Task = Count the lines below that contain the word "with" and give only that number.
+++
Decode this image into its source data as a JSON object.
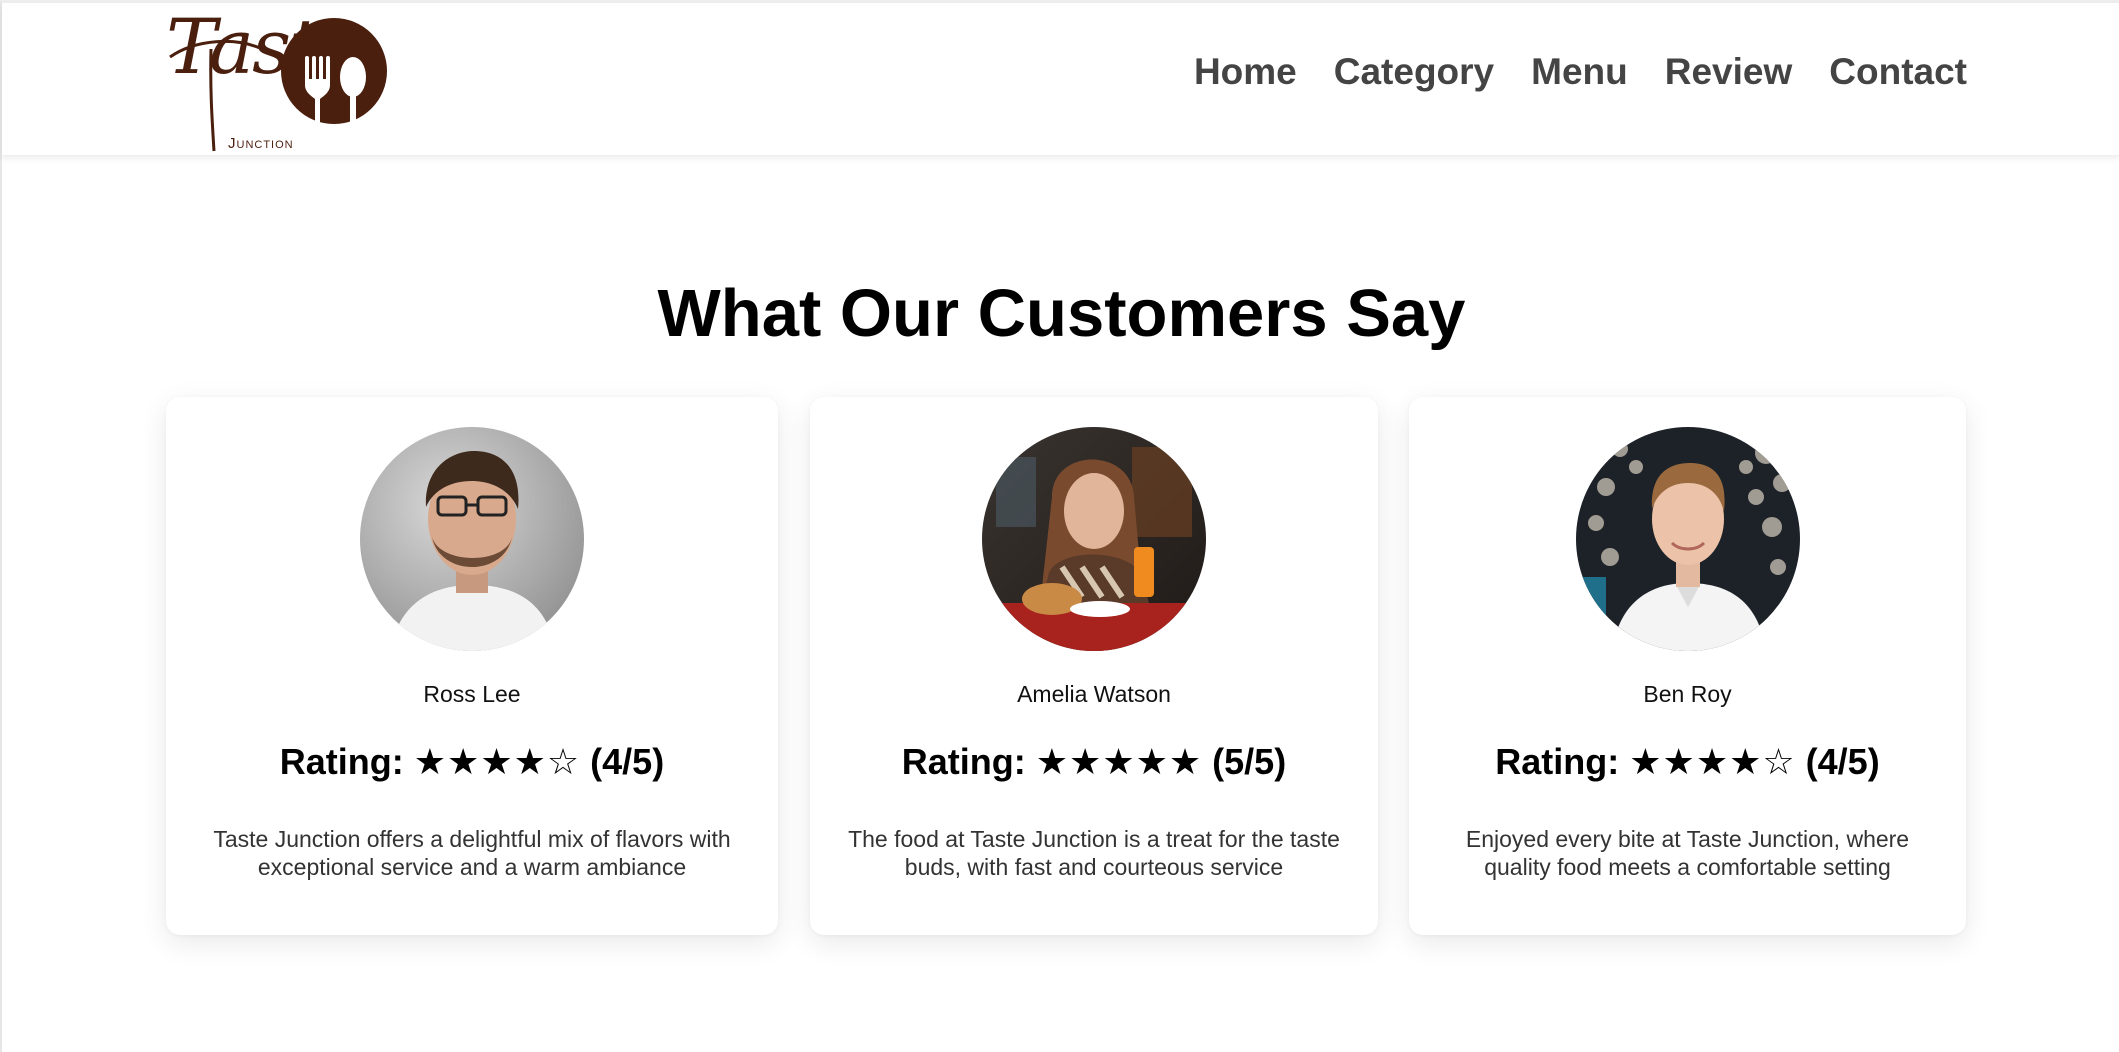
{
  "brand": {
    "logo_word": "Taste",
    "logo_sub": "Junction",
    "logo_color": "#4a1f0e",
    "logo_icon": "fork-and-spoon-icon"
  },
  "nav": {
    "items": [
      {
        "label": "Home"
      },
      {
        "label": "Category"
      },
      {
        "label": "Menu"
      },
      {
        "label": "Review"
      },
      {
        "label": "Contact"
      }
    ]
  },
  "section": {
    "title": "What Our Customers Say"
  },
  "reviews": [
    {
      "name": "Ross Lee",
      "rating_label": "Rating:",
      "stars": "★★★★☆",
      "rating_value": 4,
      "rating_max": 5,
      "score": "(4/5)",
      "text": "Taste Junction offers a delightful mix of flavors with exceptional service and a warm ambiance"
    },
    {
      "name": "Amelia Watson",
      "rating_label": "Rating:",
      "stars": "★★★★★",
      "rating_value": 5,
      "rating_max": 5,
      "score": "(5/5)",
      "text": "The food at Taste Junction is a treat for the taste buds, with fast and courteous service"
    },
    {
      "name": "Ben Roy",
      "rating_label": "Rating:",
      "stars": "★★★★☆",
      "rating_value": 4,
      "rating_max": 5,
      "score": "(4/5)",
      "text": "Enjoyed every bite at Taste Junction, where quality food meets a comfortable setting"
    }
  ]
}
+++
Task answer = 2